Dataset entries
======
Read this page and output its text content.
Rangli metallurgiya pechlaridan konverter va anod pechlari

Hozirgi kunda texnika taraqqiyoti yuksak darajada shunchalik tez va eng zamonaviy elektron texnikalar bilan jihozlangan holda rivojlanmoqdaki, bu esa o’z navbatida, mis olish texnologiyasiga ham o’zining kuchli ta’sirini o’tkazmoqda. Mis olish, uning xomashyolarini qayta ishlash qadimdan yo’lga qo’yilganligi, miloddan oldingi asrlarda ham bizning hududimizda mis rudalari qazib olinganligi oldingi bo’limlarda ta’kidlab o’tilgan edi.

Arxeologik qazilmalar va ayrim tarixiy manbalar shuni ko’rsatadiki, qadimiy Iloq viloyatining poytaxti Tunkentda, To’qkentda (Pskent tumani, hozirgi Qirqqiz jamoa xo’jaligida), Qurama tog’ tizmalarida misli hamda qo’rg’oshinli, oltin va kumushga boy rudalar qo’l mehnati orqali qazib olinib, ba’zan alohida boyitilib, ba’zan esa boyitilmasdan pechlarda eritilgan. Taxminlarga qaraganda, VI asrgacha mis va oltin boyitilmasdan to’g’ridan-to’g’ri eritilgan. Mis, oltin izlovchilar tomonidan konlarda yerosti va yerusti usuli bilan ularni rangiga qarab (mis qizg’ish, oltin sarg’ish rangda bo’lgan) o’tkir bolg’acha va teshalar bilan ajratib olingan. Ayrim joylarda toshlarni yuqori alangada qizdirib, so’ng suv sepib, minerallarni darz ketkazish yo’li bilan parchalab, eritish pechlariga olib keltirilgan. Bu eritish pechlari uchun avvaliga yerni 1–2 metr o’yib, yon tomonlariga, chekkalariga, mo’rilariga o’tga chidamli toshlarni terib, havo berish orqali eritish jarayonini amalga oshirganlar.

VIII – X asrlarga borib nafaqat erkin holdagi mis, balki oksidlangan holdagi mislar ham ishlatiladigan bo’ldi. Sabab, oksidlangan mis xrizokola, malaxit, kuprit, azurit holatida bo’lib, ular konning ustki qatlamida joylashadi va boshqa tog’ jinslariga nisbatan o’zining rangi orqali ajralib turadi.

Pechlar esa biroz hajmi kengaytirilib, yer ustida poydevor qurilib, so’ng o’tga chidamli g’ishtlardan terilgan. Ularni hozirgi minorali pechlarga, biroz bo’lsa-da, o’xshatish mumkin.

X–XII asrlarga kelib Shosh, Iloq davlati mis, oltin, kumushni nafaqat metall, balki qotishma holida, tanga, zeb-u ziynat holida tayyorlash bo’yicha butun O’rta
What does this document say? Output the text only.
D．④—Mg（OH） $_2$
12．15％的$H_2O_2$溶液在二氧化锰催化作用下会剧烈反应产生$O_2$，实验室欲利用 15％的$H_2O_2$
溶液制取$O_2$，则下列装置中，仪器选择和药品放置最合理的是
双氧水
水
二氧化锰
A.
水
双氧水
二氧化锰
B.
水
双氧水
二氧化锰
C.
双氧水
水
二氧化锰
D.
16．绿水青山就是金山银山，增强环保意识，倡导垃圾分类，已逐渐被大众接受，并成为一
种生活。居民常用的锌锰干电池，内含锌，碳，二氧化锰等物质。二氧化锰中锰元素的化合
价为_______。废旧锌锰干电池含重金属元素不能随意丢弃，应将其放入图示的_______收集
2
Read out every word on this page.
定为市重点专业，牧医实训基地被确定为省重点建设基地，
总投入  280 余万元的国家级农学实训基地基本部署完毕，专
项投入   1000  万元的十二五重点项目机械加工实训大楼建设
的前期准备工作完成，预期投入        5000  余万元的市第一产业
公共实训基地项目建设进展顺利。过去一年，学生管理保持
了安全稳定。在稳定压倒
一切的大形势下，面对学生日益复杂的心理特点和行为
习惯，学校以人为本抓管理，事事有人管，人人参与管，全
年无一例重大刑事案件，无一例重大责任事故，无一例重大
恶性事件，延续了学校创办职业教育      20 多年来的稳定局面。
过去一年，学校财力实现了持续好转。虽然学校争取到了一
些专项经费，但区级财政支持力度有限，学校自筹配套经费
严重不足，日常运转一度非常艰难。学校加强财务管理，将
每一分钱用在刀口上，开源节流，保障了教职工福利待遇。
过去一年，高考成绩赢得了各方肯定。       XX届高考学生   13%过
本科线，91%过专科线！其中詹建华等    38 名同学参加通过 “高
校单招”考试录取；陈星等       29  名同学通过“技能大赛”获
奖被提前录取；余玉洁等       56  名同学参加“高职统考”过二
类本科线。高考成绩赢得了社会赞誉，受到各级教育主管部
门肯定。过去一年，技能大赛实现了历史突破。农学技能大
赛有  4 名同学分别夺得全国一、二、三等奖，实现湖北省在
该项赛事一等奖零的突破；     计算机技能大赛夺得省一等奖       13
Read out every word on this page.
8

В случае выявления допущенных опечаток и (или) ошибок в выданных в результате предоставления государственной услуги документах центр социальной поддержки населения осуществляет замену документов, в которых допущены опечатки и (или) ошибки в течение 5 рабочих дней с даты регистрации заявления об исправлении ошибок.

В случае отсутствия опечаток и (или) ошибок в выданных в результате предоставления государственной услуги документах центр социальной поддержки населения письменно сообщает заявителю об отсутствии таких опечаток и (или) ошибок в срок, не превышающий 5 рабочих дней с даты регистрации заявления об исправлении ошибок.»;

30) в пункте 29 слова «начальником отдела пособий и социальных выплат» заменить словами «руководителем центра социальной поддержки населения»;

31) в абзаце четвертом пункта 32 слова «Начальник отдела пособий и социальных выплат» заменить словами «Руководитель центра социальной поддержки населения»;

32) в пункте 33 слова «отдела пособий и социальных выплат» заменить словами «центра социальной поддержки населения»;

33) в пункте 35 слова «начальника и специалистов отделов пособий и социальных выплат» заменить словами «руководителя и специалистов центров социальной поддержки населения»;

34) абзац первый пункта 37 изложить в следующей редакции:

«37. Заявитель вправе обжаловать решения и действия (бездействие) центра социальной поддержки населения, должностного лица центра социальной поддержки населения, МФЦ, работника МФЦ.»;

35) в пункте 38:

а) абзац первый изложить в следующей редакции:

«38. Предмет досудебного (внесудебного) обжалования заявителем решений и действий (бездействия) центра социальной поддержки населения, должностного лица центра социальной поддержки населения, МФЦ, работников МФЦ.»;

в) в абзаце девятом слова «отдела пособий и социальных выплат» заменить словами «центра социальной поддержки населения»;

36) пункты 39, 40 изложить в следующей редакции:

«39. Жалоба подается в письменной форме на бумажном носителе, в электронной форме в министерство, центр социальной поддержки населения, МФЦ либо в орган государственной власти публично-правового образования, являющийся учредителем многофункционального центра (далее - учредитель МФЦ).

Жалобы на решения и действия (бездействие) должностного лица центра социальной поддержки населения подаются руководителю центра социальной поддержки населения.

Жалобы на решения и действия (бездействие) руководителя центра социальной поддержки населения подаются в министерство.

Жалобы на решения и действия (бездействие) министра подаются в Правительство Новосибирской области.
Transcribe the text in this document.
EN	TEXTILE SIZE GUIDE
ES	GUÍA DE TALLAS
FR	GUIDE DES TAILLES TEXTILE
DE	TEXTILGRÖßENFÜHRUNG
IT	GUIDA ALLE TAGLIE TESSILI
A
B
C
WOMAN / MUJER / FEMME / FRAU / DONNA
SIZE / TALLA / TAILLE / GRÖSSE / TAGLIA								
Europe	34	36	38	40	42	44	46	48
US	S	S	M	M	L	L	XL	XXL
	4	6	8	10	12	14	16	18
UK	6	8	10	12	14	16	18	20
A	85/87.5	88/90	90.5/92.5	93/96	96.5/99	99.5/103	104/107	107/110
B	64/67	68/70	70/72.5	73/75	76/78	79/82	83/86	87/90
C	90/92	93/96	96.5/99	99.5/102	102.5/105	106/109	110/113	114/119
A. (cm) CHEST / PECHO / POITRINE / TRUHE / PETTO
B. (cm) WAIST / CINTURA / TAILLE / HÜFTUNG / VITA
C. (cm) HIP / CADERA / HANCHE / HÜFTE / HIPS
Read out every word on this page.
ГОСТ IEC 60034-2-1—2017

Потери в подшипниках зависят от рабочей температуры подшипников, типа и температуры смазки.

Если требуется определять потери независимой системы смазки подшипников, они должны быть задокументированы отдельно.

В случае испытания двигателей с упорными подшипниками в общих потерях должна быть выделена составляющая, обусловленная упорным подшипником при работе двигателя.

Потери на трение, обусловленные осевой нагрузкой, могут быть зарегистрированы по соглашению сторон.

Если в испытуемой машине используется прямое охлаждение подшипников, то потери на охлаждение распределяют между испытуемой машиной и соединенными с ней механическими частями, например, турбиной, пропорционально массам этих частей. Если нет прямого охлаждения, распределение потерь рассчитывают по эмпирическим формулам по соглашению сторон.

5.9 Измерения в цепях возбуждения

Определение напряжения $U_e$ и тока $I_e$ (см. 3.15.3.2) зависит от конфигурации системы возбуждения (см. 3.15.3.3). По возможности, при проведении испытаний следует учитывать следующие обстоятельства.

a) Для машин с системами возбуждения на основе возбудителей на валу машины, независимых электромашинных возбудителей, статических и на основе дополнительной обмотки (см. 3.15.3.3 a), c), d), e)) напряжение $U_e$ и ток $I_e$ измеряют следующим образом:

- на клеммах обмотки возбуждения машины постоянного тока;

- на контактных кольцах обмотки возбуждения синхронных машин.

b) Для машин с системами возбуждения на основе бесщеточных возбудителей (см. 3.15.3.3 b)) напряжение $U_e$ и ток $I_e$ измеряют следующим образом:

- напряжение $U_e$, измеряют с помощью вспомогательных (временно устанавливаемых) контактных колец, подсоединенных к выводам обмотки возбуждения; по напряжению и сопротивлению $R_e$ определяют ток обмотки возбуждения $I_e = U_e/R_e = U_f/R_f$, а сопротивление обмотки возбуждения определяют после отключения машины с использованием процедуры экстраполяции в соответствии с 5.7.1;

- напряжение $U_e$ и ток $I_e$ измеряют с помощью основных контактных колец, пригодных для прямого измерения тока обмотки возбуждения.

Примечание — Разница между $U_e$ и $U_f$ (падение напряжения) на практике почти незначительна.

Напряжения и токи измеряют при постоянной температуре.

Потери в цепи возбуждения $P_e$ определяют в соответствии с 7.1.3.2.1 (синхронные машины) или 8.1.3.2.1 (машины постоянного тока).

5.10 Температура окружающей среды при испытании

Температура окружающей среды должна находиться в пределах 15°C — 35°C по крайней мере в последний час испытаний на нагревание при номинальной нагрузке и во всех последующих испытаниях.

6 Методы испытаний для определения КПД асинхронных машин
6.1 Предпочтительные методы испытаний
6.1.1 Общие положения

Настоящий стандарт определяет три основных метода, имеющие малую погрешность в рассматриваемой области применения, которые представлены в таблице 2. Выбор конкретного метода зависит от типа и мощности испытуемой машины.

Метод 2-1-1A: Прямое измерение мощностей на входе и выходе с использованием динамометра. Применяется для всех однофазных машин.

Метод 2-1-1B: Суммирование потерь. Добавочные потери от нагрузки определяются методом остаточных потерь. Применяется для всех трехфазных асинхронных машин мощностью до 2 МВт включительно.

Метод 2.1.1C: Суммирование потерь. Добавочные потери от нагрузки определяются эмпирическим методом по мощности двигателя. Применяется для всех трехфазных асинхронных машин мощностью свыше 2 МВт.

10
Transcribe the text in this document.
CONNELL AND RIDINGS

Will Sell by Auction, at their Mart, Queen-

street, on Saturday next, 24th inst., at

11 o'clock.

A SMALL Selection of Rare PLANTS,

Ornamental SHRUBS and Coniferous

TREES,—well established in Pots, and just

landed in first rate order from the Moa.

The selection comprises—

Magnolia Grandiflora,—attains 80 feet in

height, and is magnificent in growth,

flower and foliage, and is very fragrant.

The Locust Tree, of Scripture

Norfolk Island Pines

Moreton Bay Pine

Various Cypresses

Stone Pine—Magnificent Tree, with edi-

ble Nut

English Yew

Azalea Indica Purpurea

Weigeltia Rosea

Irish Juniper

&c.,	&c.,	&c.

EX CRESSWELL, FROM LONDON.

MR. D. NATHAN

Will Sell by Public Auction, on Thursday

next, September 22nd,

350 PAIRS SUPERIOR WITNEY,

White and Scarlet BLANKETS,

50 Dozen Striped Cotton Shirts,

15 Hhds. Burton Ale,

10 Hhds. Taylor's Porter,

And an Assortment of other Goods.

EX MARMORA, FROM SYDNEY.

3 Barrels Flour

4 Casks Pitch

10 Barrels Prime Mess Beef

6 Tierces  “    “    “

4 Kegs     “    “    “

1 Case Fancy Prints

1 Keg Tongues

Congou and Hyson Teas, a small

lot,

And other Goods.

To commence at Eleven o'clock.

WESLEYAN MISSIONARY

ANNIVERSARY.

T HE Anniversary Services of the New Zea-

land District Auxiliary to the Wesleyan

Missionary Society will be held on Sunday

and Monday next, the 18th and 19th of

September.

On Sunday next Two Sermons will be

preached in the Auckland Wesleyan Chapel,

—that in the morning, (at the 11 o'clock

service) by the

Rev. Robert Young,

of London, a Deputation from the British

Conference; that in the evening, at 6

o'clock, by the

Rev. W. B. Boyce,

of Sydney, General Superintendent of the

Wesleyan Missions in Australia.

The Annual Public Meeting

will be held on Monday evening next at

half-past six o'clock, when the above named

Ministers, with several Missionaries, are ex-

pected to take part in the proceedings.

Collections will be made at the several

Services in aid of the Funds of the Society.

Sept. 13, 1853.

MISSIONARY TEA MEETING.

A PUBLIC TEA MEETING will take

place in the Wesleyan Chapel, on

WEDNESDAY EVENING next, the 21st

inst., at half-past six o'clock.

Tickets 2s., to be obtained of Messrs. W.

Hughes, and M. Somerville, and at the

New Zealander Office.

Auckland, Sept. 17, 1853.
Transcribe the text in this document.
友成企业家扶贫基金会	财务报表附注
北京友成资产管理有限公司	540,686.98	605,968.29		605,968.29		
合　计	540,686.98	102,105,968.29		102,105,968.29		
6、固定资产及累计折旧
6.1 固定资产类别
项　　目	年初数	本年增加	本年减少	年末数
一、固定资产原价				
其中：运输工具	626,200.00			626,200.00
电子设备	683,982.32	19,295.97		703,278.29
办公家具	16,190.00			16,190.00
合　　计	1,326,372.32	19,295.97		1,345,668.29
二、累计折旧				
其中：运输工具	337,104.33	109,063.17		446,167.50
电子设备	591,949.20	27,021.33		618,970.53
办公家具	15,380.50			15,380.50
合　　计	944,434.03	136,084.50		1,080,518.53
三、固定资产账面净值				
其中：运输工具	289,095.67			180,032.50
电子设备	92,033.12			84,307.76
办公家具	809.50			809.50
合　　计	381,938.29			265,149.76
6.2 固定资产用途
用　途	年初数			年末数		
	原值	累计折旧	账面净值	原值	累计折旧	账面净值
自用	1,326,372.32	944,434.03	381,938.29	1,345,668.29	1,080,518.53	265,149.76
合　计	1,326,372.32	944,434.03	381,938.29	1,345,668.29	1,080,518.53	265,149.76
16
======
# Short exercise
Pull out every line of the entries that includes the word "пункта".

# Exercise output
31) в абзаце четвертом пункта 32 слова «Начальник отдела пособий и социальных выплат» заменить словами «Руководитель центра социальной поддержки населения»;
34) абзац первый пункта 37 изложить в следующей редакции:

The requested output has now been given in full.